┌──

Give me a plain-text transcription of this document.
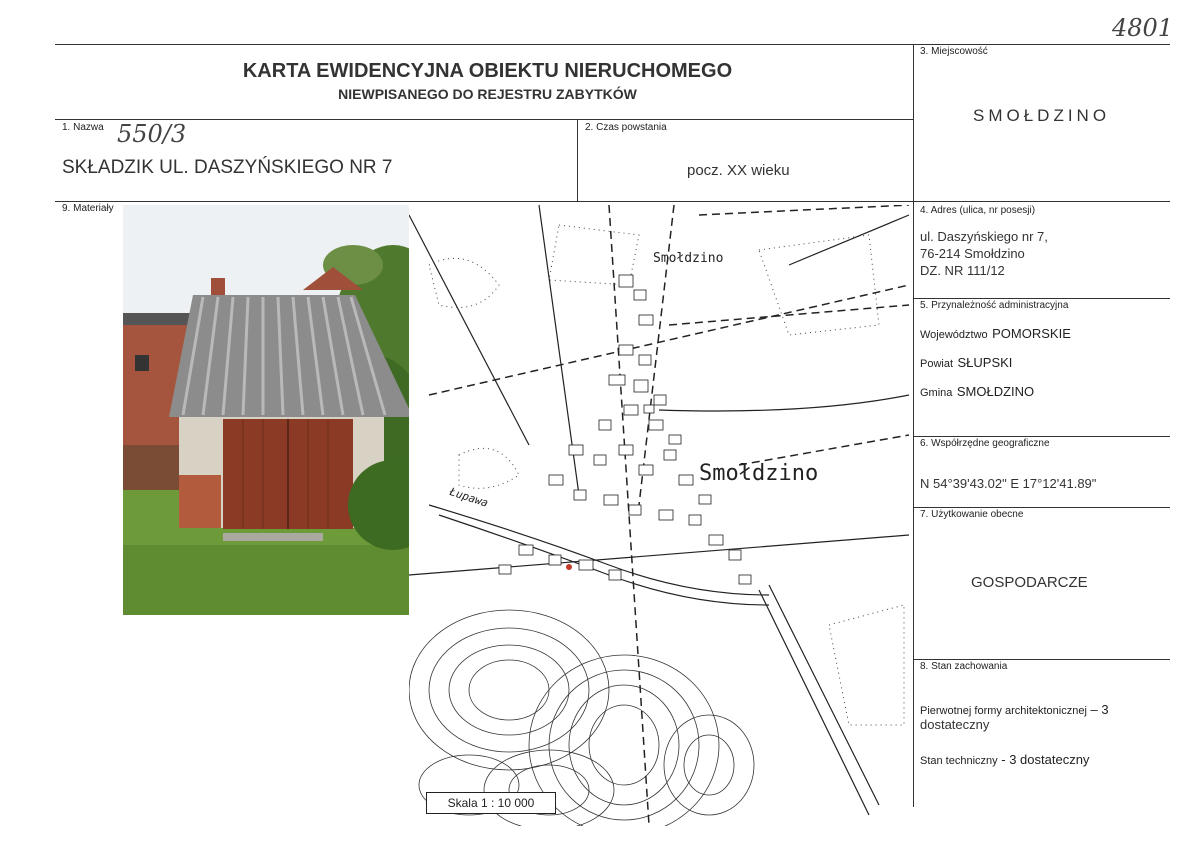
4801
KARTA EWIDENCYJNA OBIEKTU NIERUCHOMEGO
NIEWPISANEGO DO REJESTRU ZABYTKÓW
1. Nazwa 550/3
SKŁADZIK UL. DASZYŃSKIEGO NR 7
2. Czas powstania
pocz. XX wieku
3. Miejscowość
SMOŁDZINO
4. Adres (ulica, nr posesji)
ul. Daszyńskiego nr 7,
76-214 Smołdzino
DZ. NR 111/12
5. Przynależność administracyjna
Województwo POMORSKIE
Powiat SŁUPSKI
Gmina SMOŁDZINO
6. Współrzędne geograficzne
N 54°39'43.02" E 17°12'41.89"
7. Użytkowanie obecne
GOSPODARCZE
8. Stan zachowania
Pierwotnej formy architektonicznej – 3
dostateczny
Stan techniczny - 3 dostateczny
9. Materiały
Smołdzino
Smołdzino
Łupawa
Skala 1 : 10 000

└──

** Problem to work on **
Keep the pictures out of the copy and write out the data exactly as it stands.

** Expected answer **
Give me a plain-text transcription of this document.
4801
KARTA EWIDENCYJNA OBIEKTU NIERUCHOMEGO
NIEWPISANEGO DO REJESTRU ZABYTKÓW
1. Nazwa 550/3
SKŁADZIK UL. DASZYŃSKIEGO NR 7
2. Czas powstania
pocz. XX wieku
3. Miejscowość
SMOŁDZINO
4. Adres (ulica, nr posesji)
ul. Daszyńskiego nr 7,
76-214 Smołdzino
DZ. NR 111/12
5. Przynależność administracyjna
Województwo POMORSKIE
Powiat SŁUPSKI
Gmina SMOŁDZINO
6. Współrzędne geograficzne
N 54°39'43.02" E 17°12'41.89"
7. Użytkowanie obecne
GOSPODARCZE
8. Stan zachowania
Pierwotnej formy architektonicznej – 3
dostateczny
Stan techniczny - 3 dostateczny
9. Materiały
Smołdzino
Smołdzino
Łupawa
Skala 1 : 10 000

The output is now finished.